**Task objective:** Each line below either holds the string "sách" or doesn't. Count those that do and give only the number.

**Available records:**
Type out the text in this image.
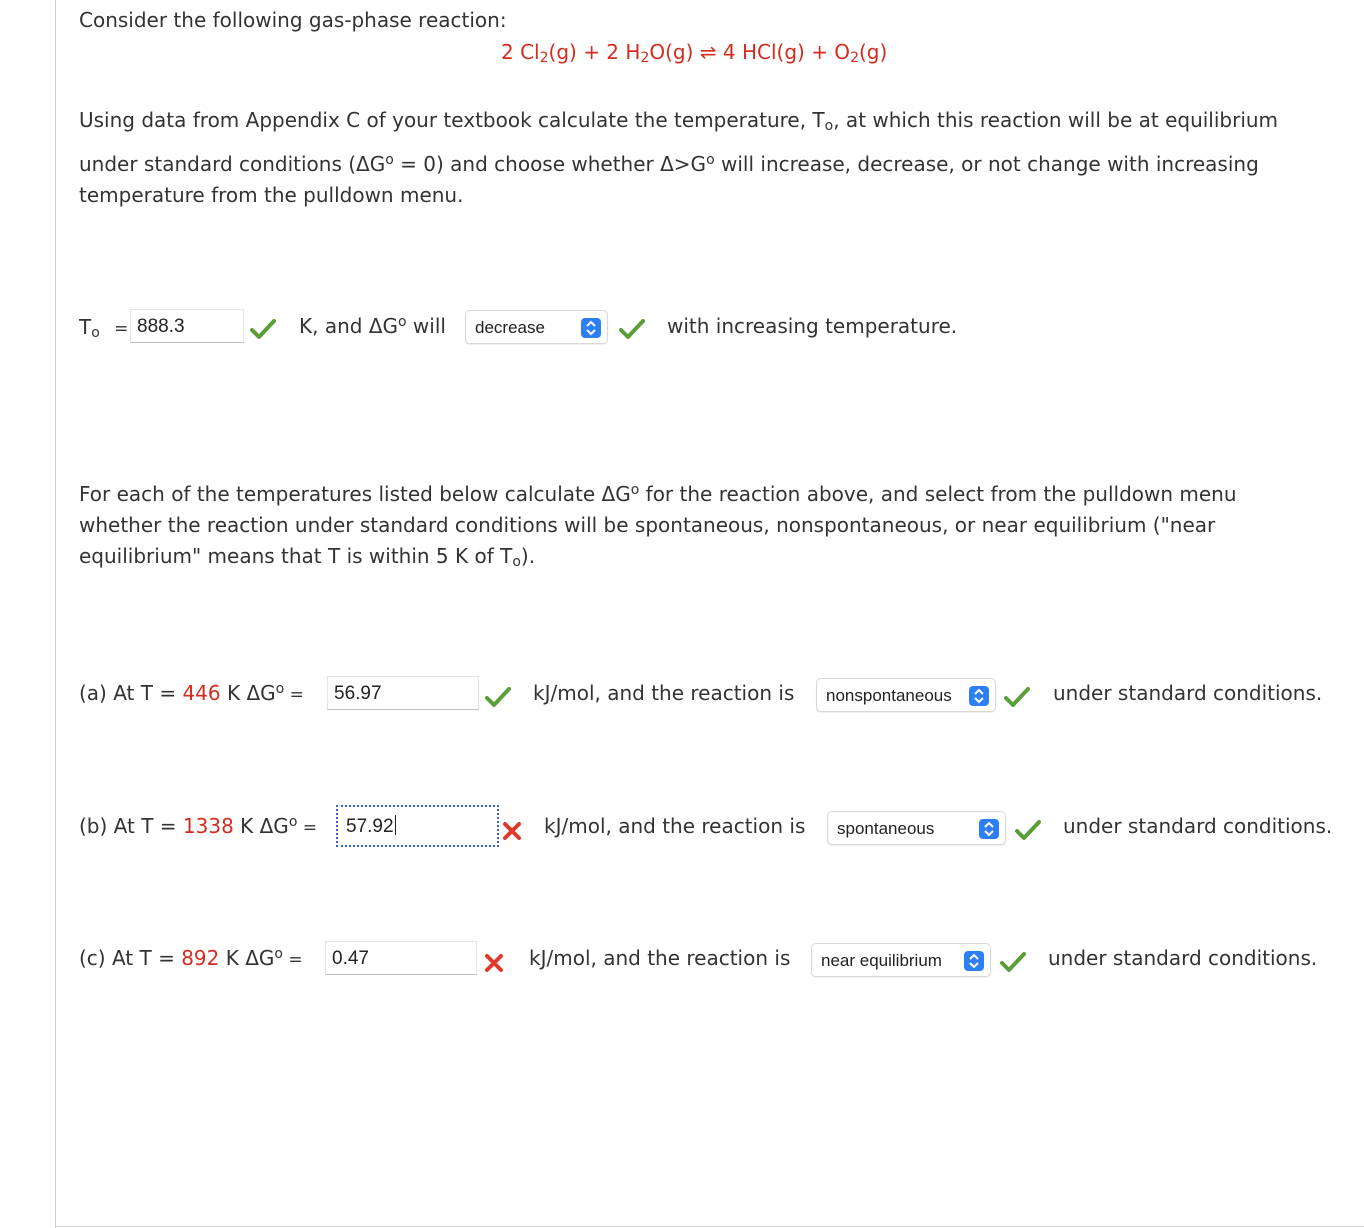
Consider the following gas-phase reaction:
2 $Cl_2(g) + 2$ $H_2O(g)$ ⇌ 4 $HCl(g) + O_2(g)$
Using data from Appendix C of your textbook calculate the temperature, $T_o$, at which this reaction will be at equilibrium
under standard conditions $(\Delta G^o = 0)$ and choose whether $\Delta>G^o$ will increase, decrease, or not change with increasing
temperature from the pulldown menu.
$T_o = 888.3$	K, and $\Delta G^o$ will	decrease	with increasing temperature.
For each of the temperatures listed below calculate $\Delta G^o$ for the reaction above, and select from the pulldown menu
whether the reaction under standard conditions will be spontaneous, nonspontaneous, or near equilibrium ("near
equilibrium" means that T is within 5 K of $T_o$).
(a) At T = 446 K $\Delta G^o$ =	56.97	kJ/mol, and the reaction is	nonspontaneous	under standard conditions.
(b) At T = 1338 K $\Delta G^o$ =	57.92	kJ/mol, and the reaction is	spontaneous	under standard conditions.
(c) At T = 892 K $\Delta G^o$ =	0.47	kJ/mol, and the reaction is	near equilibrium	under standard conditions.
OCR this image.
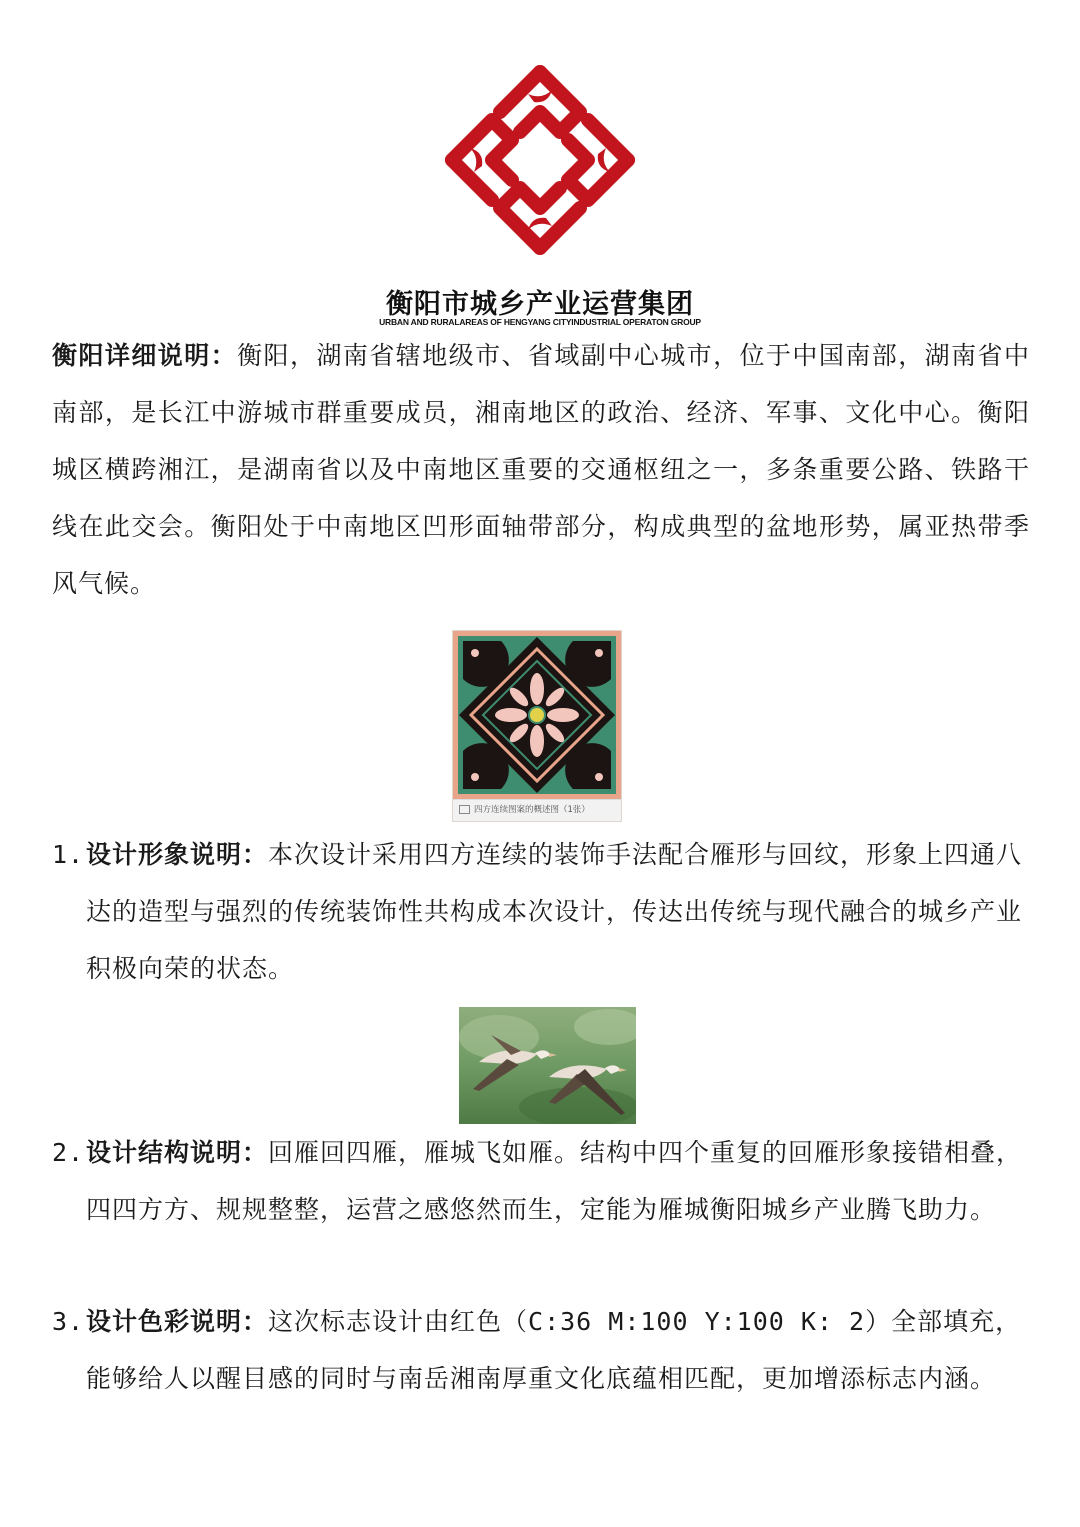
衡阳市城乡产业运营集团
URBAN AND RURALAREAS OF HENGYANG CITYINDUSTRIAL OPERATON GROUP

衡阳详细说明：衡阳，湖南省辖地级市、省域副中心城市，位于中国南部，湖南省中南部，是长江中游城市群重要成员，湘南地区的政治、经济、军事、文化中心。衡阳城区横跨湘江，是湖南省以及中南地区重要的交通枢纽之一，多条重要公路、铁路干线在此交会。衡阳处于中南地区凹形面轴带部分，构成典型的盆地形势，属亚热带季风气候。

四方连续图案的概述图（1张）
1. 设计形象说明：本次设计采用四方连续的装饰手法配合雁形与回纹，形象上四通八达的造型与强烈的传统装饰性共构成本次设计，传达出传统与现代融合的城乡产业积极向荣的状态。
2. 设计结构说明：回雁回四雁，雁城飞如雁。结构中四个重复的回雁形象接错相叠，四四方方、规规整整，运营之感悠然而生，定能为雁城衡阳城乡产业腾飞助力。
3. 设计色彩说明：这次标志设计由红色（C:36 M:100 Y:100 K: 2）全部填充，能够给人以醒目感的同时与南岳湘南厚重文化底蕴相匹配，更加增添标志内涵。
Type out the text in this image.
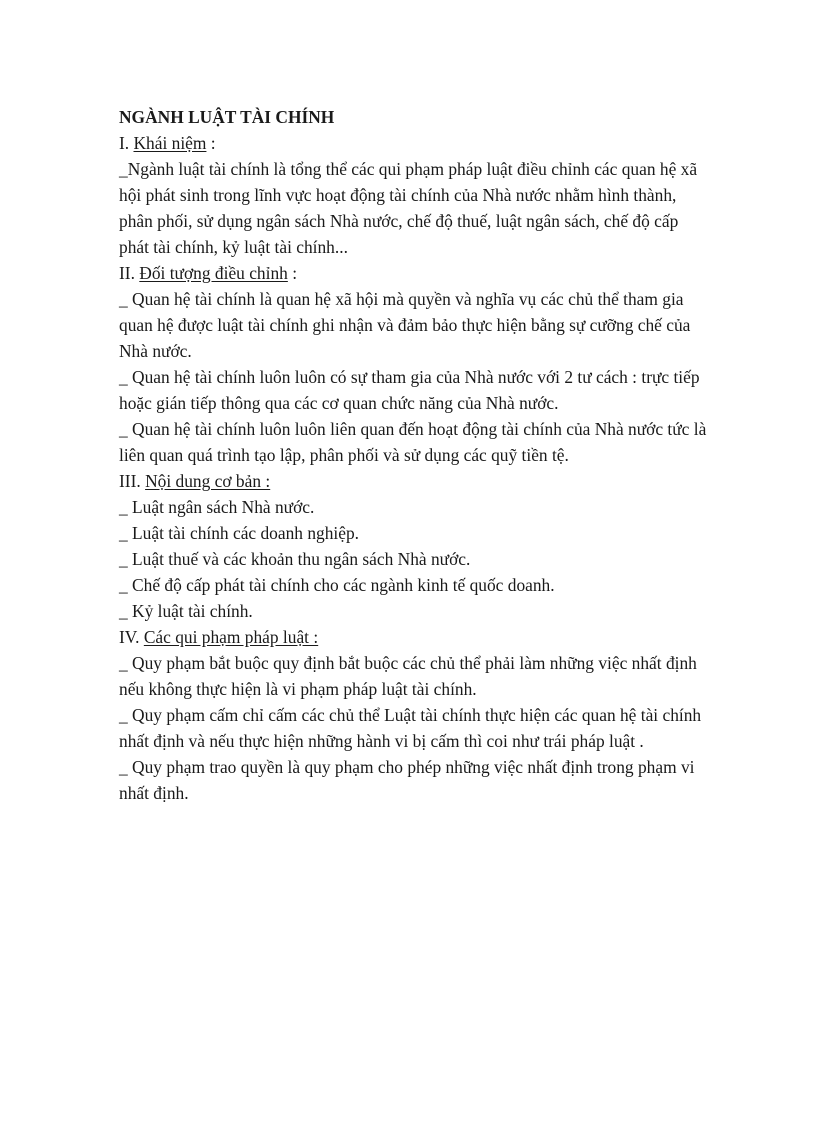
NGÀNH LUẬT TÀI CHÍNH

I. Khái niệm :

_Ngành luật tài chính là tổng thể các qui phạm pháp luật điều chỉnh các quan hệ xã hội phát sinh trong lĩnh vực hoạt động tài chính của Nhà nước nhằm hình thành, phân phối, sử dụng ngân sách Nhà nước, chế độ thuế, luật ngân sách, chế độ cấp phát tài chính, kỷ luật tài chính...

II. Đối tượng điều chỉnh :

_ Quan hệ tài chính là quan hệ xã hội mà quyền và nghĩa vụ các chủ thể tham gia quan hệ được luật tài chính ghi nhận và đảm bảo thực hiện bằng sự cưỡng chế của Nhà nước.

_ Quan hệ tài chính luôn luôn có sự tham gia của Nhà nước với 2 tư cách : trực tiếp hoặc gián tiếp thông qua các cơ quan chức năng của Nhà nước.

_ Quan hệ tài chính luôn luôn liên quan đến hoạt động tài chính của Nhà nước tức là liên quan quá trình tạo lập, phân phối và sử dụng các quỹ tiền tệ.

III. Nội dung cơ bản :

_ Luật ngân sách Nhà nước.

_ Luật tài chính các doanh nghiệp.

_ Luật thuế và các khoản thu ngân sách Nhà nước.

_ Chế độ cấp phát tài chính cho các ngành kinh tế quốc doanh.

_ Kỷ luật tài chính.

IV. Các qui phạm pháp luật :

_ Quy phạm bắt buộc quy định bắt buộc các chủ thể phải làm những việc nhất định nếu không thực hiện là vi phạm pháp luật tài chính.

_ Quy phạm cấm chỉ cấm các chủ thể Luật tài chính thực hiện các quan hệ tài chính nhất định và nếu thực hiện những hành vi bị cấm thì coi như trái pháp luật .

_ Quy phạm trao quyền là quy phạm cho phép những việc nhất định trong phạm vi nhất định.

**Solution for this task:** 3